:: Problem to solve ::
The answer is a single number: how many lines hold the string "this".

(Source data)
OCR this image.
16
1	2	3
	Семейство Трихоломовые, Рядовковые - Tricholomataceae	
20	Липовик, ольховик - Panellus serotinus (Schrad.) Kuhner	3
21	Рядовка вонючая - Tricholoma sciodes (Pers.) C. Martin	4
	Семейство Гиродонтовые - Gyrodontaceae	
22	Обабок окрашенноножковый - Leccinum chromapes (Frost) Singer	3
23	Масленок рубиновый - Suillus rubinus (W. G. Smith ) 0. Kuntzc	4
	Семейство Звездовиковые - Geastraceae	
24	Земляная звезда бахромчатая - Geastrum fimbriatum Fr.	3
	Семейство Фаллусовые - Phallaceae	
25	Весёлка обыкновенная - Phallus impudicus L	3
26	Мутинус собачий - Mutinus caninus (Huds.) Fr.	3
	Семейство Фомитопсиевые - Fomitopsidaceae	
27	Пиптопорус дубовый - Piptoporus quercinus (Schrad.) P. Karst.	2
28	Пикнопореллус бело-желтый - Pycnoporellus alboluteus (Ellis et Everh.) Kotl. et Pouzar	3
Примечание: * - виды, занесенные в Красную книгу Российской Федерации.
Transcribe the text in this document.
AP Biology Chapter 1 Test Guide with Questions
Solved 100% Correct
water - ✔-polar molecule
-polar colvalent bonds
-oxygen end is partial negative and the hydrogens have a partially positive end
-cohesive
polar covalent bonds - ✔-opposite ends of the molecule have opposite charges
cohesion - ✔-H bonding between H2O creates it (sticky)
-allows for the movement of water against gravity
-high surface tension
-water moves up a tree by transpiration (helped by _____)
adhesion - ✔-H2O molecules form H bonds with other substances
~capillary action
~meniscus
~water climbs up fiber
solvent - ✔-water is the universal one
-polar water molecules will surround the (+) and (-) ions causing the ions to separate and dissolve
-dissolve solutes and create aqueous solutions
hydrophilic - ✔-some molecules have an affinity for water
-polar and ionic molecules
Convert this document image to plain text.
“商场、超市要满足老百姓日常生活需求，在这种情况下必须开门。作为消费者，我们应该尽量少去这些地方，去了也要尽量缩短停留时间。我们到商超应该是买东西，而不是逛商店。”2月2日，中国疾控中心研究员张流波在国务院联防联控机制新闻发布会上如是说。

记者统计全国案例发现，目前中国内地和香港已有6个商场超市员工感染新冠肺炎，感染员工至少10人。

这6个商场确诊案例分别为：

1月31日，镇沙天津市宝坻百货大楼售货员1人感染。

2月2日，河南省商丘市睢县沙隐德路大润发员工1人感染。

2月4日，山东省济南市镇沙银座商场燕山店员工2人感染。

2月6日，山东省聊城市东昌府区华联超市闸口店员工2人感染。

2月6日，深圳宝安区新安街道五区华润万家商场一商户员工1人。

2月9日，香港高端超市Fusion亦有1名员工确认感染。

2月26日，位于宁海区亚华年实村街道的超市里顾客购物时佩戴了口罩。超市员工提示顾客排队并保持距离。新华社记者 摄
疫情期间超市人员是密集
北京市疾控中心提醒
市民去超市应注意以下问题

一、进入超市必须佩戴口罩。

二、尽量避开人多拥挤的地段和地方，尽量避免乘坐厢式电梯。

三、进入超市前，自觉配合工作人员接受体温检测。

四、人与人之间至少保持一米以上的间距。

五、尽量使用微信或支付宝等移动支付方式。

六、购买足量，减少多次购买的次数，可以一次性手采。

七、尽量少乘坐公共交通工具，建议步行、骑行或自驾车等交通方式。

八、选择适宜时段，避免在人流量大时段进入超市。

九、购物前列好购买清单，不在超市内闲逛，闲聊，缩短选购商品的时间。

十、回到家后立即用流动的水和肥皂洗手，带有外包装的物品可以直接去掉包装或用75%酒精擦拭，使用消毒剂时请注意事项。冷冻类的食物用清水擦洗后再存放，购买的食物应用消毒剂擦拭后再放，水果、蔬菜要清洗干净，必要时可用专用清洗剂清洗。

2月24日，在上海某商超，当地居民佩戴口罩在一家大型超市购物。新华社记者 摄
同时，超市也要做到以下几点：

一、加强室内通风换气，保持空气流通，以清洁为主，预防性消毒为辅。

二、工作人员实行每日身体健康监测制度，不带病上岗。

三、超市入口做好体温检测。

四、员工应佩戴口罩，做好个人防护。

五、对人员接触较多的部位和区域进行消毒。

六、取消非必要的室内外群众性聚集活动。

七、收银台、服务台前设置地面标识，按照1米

:: Full answer ::
3